::: Records
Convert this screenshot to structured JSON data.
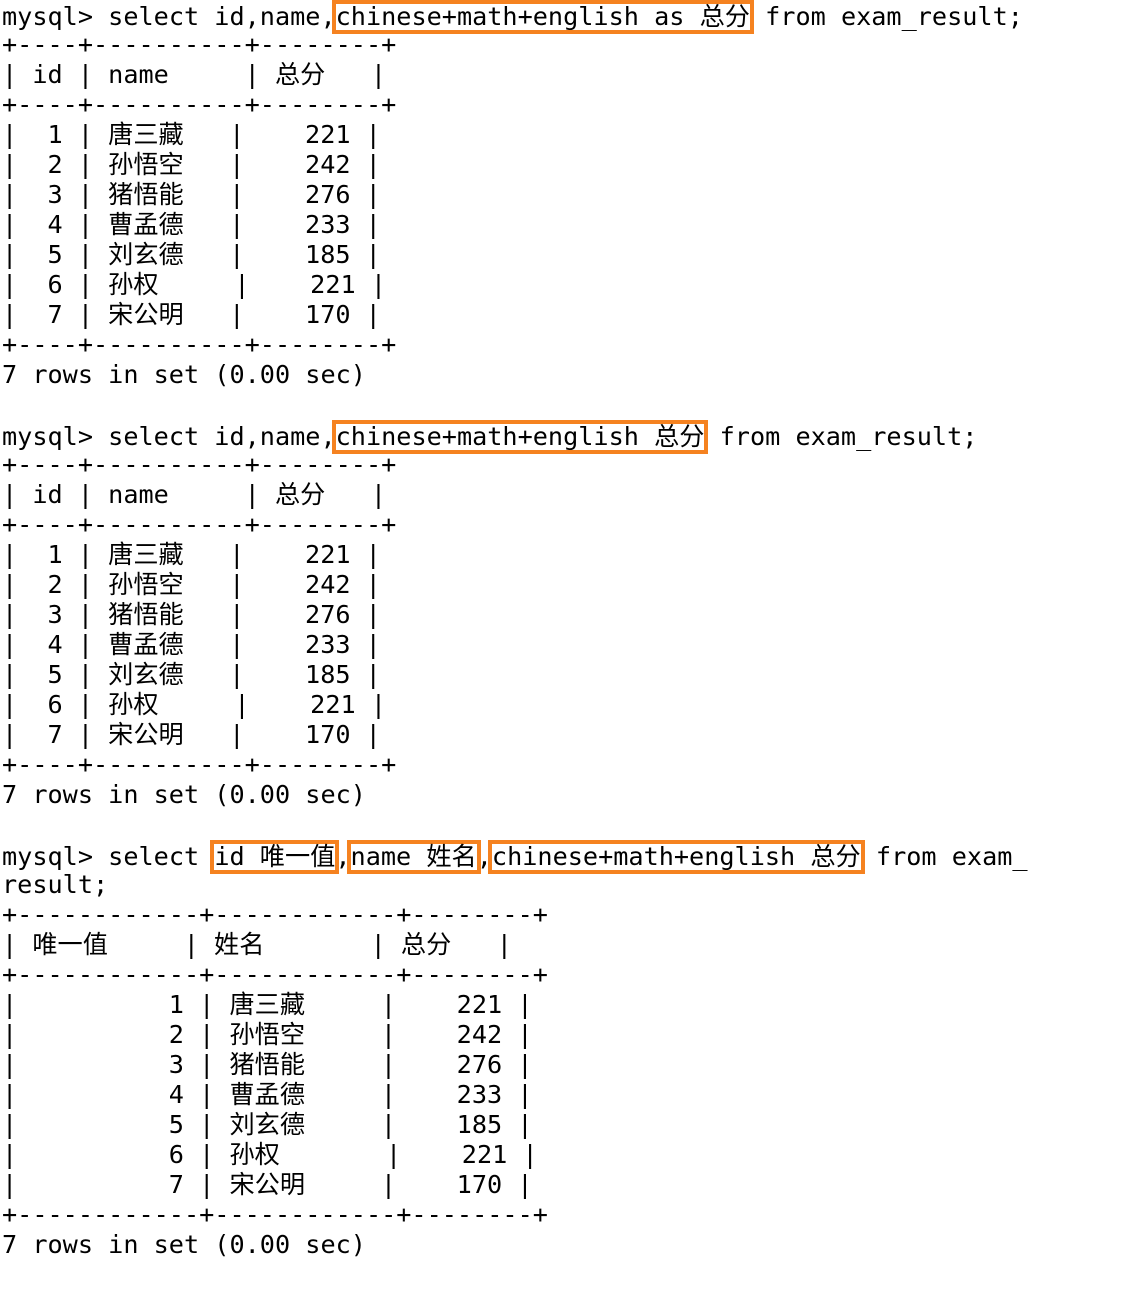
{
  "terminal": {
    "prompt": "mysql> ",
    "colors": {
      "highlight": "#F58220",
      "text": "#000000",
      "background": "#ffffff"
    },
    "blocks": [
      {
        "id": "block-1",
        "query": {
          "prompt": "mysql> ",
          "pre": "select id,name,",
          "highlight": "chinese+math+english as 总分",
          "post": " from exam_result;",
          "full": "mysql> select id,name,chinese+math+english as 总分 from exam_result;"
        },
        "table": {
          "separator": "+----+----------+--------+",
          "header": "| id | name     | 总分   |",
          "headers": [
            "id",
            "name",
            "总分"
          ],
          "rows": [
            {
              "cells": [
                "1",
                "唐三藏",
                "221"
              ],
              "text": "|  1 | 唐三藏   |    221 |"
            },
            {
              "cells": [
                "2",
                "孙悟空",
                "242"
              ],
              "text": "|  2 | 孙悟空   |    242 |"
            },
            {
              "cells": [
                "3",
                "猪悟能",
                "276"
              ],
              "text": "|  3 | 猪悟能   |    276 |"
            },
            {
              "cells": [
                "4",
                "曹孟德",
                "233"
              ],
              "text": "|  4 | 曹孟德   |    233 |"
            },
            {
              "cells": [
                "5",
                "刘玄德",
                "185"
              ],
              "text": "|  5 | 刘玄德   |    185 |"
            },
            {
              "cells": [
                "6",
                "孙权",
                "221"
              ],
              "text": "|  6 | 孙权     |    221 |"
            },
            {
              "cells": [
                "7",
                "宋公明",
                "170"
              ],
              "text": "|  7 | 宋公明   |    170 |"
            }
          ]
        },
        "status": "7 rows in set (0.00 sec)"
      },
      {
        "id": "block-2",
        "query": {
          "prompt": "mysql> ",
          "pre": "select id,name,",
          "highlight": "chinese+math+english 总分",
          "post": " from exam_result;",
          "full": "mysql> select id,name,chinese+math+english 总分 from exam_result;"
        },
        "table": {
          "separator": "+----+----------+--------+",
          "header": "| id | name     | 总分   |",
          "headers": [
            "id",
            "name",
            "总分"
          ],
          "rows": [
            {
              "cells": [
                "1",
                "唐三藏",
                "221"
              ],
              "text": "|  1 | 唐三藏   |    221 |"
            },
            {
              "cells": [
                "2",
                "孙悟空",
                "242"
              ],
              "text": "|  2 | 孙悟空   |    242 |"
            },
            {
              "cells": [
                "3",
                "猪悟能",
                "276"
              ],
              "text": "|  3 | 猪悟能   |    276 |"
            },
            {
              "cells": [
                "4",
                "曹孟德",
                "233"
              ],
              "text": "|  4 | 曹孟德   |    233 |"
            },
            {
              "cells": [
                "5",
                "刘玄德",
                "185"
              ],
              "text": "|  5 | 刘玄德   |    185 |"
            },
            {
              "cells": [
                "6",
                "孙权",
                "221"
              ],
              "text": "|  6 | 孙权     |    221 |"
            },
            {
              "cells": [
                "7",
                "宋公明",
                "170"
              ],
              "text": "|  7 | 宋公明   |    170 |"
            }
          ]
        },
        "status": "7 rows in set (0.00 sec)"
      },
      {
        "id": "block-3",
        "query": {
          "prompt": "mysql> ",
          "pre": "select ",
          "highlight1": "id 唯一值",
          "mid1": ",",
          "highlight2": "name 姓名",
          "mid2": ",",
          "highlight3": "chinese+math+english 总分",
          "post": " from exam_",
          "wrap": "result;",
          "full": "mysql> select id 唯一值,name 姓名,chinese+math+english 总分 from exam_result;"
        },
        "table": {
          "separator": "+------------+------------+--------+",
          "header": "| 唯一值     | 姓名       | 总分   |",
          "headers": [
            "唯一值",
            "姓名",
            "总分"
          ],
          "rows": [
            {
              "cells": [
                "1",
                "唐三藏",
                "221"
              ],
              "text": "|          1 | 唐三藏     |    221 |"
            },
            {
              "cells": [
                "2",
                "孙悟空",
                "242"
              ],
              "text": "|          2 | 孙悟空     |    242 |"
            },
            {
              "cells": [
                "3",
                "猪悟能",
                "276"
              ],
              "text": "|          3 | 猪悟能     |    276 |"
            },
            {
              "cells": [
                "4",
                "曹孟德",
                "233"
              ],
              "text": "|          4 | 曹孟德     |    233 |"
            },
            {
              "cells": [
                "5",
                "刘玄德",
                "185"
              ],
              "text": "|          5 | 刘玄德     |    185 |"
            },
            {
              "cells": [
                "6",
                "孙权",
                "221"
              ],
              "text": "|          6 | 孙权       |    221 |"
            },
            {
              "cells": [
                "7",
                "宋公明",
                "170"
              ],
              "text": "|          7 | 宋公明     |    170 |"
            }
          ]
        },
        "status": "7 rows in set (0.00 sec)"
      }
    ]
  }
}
::::::
::: Records
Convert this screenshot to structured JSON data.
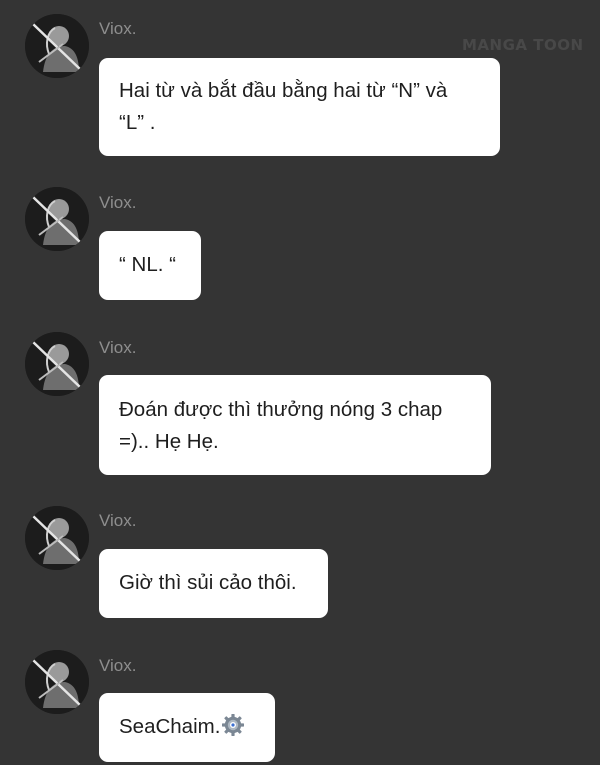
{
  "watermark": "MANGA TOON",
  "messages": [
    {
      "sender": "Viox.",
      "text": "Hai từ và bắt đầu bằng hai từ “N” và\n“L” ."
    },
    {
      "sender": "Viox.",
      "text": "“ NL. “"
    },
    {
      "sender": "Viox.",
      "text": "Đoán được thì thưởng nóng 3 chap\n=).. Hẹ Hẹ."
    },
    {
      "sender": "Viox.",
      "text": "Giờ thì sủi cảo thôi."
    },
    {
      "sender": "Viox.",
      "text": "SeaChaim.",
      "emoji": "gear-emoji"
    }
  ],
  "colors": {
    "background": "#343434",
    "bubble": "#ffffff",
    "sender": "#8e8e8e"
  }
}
::::::
= Exercise description =
Give the number of lines that hold the word "mysql" in these records, with nothing added.

= Answer to the problem =
7